Records from a data collection
++++++

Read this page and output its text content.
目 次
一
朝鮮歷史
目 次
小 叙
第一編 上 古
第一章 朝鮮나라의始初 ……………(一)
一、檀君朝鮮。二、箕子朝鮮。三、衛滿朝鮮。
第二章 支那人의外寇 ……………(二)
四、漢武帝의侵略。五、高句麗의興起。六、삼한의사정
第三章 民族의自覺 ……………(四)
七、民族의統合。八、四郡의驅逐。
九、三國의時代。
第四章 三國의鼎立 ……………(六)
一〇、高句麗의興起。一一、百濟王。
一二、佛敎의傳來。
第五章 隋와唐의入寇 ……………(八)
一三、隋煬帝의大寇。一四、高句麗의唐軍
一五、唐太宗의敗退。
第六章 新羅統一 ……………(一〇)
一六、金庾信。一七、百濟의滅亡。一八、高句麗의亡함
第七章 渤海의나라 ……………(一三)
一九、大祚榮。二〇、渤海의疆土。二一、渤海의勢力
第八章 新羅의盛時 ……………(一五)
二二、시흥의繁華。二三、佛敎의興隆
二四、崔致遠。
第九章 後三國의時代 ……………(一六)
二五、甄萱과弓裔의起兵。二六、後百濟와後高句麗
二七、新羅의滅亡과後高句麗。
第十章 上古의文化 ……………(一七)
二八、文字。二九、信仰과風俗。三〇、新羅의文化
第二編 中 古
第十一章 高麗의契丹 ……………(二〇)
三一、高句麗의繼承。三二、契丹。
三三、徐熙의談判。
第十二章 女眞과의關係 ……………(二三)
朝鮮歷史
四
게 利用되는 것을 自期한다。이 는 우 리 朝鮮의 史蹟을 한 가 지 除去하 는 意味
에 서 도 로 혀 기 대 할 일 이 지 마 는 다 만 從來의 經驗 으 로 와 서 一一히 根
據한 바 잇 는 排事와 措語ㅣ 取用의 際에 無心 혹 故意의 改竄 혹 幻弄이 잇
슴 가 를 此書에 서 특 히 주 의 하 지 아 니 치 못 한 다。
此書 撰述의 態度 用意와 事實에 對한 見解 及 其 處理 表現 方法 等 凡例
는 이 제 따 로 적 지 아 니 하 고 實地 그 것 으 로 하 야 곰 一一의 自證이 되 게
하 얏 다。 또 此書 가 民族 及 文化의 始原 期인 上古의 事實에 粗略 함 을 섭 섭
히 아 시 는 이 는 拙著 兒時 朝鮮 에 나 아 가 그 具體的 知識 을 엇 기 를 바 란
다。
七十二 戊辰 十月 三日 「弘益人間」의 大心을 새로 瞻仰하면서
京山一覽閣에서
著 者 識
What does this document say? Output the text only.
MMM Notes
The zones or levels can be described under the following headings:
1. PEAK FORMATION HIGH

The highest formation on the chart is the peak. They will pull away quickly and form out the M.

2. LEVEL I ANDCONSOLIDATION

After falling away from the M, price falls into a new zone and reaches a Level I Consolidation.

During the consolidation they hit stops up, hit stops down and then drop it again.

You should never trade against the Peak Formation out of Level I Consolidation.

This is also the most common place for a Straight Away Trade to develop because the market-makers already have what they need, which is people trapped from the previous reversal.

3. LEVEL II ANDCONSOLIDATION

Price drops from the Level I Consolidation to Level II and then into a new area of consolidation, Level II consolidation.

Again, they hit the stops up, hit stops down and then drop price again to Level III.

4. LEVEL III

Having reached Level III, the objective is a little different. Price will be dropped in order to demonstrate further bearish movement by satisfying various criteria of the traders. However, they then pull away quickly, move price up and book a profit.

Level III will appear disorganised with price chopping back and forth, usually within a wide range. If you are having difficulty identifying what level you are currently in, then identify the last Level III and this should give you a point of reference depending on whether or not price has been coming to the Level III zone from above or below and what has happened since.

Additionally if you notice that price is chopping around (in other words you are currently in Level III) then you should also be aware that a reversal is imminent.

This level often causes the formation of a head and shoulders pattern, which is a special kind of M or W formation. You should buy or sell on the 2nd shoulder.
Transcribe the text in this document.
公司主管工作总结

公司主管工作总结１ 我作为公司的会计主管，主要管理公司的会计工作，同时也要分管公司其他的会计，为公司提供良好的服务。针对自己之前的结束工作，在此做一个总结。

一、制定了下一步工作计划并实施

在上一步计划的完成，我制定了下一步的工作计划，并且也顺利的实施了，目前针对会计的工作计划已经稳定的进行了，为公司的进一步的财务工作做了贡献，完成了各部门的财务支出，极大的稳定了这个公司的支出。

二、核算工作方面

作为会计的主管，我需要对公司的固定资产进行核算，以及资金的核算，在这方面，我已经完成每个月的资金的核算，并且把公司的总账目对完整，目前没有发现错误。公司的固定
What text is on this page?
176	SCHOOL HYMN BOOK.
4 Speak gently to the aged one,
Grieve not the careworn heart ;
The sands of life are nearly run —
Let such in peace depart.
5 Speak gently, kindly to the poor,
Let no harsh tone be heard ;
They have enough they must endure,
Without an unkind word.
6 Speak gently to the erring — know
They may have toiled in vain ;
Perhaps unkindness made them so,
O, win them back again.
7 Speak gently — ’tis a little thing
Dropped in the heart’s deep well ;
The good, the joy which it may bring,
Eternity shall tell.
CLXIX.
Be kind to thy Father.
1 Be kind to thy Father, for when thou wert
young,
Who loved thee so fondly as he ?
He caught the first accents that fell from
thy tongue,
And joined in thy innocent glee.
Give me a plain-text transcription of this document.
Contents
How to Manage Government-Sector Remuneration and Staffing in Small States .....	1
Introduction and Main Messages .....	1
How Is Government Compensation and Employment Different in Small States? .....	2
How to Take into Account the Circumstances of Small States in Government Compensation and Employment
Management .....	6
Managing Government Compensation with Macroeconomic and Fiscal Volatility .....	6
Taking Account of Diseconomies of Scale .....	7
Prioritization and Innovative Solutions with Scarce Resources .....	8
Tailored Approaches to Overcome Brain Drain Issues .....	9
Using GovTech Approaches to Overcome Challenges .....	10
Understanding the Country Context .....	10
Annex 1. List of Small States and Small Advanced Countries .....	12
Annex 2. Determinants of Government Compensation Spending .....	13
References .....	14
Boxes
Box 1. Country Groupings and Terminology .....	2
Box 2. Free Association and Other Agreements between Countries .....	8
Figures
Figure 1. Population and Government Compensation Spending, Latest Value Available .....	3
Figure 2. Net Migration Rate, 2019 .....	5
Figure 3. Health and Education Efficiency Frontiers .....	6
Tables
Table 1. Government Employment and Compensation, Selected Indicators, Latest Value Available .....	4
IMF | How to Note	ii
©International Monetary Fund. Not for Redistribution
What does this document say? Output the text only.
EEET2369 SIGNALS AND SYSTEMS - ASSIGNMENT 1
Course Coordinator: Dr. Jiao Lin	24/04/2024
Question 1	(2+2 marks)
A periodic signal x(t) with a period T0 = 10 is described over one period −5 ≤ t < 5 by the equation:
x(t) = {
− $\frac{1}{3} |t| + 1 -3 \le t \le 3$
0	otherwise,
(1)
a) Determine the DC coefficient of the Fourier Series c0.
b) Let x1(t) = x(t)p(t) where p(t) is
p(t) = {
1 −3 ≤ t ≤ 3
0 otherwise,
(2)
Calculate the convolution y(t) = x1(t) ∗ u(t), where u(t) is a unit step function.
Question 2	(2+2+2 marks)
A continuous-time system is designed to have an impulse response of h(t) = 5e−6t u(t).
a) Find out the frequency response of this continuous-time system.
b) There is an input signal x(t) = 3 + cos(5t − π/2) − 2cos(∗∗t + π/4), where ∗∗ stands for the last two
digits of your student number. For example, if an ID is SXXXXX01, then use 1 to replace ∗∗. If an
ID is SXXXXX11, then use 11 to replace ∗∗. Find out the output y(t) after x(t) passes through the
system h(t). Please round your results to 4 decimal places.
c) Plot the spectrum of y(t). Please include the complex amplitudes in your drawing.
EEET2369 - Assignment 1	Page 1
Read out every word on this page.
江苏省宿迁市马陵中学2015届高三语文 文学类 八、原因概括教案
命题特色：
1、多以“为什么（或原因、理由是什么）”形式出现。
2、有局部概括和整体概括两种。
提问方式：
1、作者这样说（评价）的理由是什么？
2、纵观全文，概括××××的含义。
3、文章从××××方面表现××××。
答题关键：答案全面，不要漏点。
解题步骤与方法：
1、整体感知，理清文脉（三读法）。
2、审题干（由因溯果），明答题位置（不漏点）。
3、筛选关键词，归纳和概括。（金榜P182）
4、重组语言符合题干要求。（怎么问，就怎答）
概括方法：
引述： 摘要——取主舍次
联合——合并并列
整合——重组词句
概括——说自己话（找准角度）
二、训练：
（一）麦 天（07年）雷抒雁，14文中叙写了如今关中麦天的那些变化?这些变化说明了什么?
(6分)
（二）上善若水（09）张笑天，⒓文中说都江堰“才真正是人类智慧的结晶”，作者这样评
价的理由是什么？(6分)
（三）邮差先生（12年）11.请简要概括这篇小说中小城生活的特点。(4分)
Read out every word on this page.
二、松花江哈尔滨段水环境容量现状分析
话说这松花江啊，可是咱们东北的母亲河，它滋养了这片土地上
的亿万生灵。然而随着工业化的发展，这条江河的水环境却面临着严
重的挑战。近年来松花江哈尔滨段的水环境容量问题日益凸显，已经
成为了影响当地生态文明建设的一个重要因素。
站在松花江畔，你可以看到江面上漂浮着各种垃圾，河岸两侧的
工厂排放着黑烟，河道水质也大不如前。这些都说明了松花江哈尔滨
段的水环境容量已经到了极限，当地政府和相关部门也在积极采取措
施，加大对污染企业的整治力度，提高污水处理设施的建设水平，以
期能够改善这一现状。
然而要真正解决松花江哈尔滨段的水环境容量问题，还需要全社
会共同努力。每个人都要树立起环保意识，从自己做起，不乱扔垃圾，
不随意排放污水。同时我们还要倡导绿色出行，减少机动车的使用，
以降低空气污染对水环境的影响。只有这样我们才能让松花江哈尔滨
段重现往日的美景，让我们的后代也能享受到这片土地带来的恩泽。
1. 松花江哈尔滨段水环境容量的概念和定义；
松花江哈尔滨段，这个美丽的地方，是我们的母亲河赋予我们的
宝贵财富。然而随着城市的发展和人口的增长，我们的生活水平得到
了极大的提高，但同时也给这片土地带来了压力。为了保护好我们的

++++++

All lines that include "have" are to be gathered and copied.

**Response to the exercise**
This is also the most common place for a Straight Away Trade to develop because the market-makers already have what they need, which is people trapped from the previous reversal.
They have enough they must endure,
They may have toiled in vain ;
A continuous-time system is designed to have an impulse response of h(t) = 5e−6t u(t).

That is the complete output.